## Attività A
Nel brano su Paolo VI e la scienza, elenca tutto ciò che, secondo le parole citate, la religione assicura allo scienziato a proposito della verità.
## Attività B
Prosegui il brano su Paolo VI e la scienza dal punto in cui si ferma.

## Brano da leggere
Permettetemi di evocare a questo riguardo un lontano ricordo che è rimasto ben impresso nella mia memoria, concernente Paolo VI di cui ero giovane collaboratore. Era il 1963. Paolo Vi, che era appena stato eletto Papa, accoglieva per la prima volta i membri dell’Accademia Pontificia delle Scienze. Aveva cominciato il suo discorso esprimendo la sua gioia e la sua convinzione: “La nostra religione, non solo non oppone alcuna obiezione reale allo studio delle verità naturali, ma può, senza né uscire dai limiti della sua sfera di competenza, né superare quelli del dominio della scienza propriamente detta, aiutare la ricerca scientifica. E aggiungeva: “la religione potrebbe sembrare assente quando non solamente permette, ma ordina allo scienziato di obbedire soltanto alle leggi della verità; ma – guardando più da vicino – essa gli sarà ancora accanto per incoraggiarlo nella sua difficile ricerca, assicurandogli che la verità esiste, che essa è intelligibile, che essa è magnifica, che essa è divina”. La religione potrebbe sembrare assente, ma non lo è.” Non lo è stata neanche nel caso Galileo, quando entrambe le parti, Galileo e i giudici, cercavano onestamente la verità, mentre dei motivi di ordine culturale impedivano loro di incontrarsi.

## Dati mostrati
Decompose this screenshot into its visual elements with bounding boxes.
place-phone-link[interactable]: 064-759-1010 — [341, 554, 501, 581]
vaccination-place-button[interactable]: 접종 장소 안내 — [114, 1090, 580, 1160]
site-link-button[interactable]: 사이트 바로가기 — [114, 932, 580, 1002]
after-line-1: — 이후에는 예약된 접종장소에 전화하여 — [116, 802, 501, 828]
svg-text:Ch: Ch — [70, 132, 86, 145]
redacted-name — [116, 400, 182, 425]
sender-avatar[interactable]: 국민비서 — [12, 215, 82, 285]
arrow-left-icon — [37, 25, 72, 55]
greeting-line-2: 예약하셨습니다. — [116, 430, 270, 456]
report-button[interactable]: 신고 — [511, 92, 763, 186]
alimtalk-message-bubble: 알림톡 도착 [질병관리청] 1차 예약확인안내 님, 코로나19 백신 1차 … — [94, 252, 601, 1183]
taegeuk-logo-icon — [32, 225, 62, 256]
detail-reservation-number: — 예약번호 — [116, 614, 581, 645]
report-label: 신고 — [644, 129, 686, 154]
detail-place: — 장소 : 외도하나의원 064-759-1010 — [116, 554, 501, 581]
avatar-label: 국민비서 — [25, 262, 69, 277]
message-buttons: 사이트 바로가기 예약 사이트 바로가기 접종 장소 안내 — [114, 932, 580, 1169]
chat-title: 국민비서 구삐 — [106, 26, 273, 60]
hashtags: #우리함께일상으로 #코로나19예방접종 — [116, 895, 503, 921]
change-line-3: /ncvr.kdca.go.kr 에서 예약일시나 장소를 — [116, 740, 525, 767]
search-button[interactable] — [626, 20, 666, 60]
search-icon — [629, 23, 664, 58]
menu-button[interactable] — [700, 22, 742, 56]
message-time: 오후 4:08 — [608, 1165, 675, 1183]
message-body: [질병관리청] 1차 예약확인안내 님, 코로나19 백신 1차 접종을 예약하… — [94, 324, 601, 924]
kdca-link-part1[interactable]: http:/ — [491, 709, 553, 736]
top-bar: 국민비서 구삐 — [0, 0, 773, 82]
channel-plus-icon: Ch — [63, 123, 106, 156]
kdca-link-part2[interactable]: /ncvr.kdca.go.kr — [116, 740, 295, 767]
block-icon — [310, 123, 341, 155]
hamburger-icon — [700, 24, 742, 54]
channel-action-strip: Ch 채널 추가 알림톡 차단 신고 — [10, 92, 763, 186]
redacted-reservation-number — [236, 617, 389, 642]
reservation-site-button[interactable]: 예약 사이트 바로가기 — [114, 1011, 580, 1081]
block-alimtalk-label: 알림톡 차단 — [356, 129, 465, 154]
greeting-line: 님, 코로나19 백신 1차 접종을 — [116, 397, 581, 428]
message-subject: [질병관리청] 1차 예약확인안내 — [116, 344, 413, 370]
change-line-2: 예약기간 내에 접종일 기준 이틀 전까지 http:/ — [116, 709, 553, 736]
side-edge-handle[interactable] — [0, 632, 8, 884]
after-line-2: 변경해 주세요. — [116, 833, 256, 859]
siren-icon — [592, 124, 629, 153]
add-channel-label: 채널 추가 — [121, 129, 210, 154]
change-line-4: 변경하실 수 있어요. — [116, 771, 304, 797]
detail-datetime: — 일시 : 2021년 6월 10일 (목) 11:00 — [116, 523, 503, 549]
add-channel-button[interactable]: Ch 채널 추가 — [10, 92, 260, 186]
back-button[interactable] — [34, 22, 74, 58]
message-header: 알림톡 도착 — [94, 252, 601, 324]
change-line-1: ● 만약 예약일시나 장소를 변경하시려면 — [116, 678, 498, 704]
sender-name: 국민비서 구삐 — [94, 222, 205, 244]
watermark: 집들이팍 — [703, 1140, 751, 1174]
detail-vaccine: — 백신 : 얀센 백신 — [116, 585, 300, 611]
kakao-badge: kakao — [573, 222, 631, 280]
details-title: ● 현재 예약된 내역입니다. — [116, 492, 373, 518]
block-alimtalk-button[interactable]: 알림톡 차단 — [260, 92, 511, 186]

## Risposta finale A
- che la verità esiste
- che è intelligibile
- che è magnifica
- che è divina

## Risposta finale B
E’ precisamente sulla questione della verità che scienza e fede devono unirsi. Le scienze si fondano sulla certezza che la realtà è conoscibile e comprensibile per l’uomo, e che è possibile avere una conoscenza vera , anche se limitata, del mondo. Senza questa convinzione le scienze scompaiono. Questa convinzione è rinforzata dalla Rivelazione quando essa afferma con forza l’intelligibilità di un mondo creato dal Logos, non come un chaos, ma come un cosmos, e che l’uomo, con il suo logos, immagine dell’intelletto divino, ha la capacità di comprenderlo.

La dimensione sapienziale della scienza

Per concludere, vorrei riprendere il vigoroso appello di Giovanni Paolo II agli scienziati e agli uomini di cultura, a sviluppare la dimensione sapienziale della scienza, cioè: essere capaci di accogliere ogni progresso delle scienze difendendo al tempo stesso l’irriducibile singolarità della persona umana. Ogni uomo, ogni donna è una persona  creata a immagine di Dio. Di conseguenza, non la si può ridurre a semplice oggetto di analisi esclusivamente tecnico-scientifiche.
Era il 2 giugno 1980, a Parigi, quando, giovane Rettore dell’Istituto Cattolico, ho avuto il privilegio di accogliere Giovanni Paolo II, prima di accompagnarlo alla sede dell’UNESCO. Permettetemi di farvi partecipi del suo appello appassionato: Mi rivolgo innanzi tutto a tutti gli uomini di scienza individualmente e a tutta la comunità scientifica internazionale. Tutti insieme voi siete una potenza enorme: la potenza delle intelligenze e delle coscienze! Mostratevi più potenti dei potenti del mondo contemporaneo! Che la saggezza vi ispiri! Che l’amore vi guidi. Sì! Il futuro dell’uomo dipende dalla cultura! Ma la parola finale è questa: non fermatevi. Continuate. Continuate sempre”.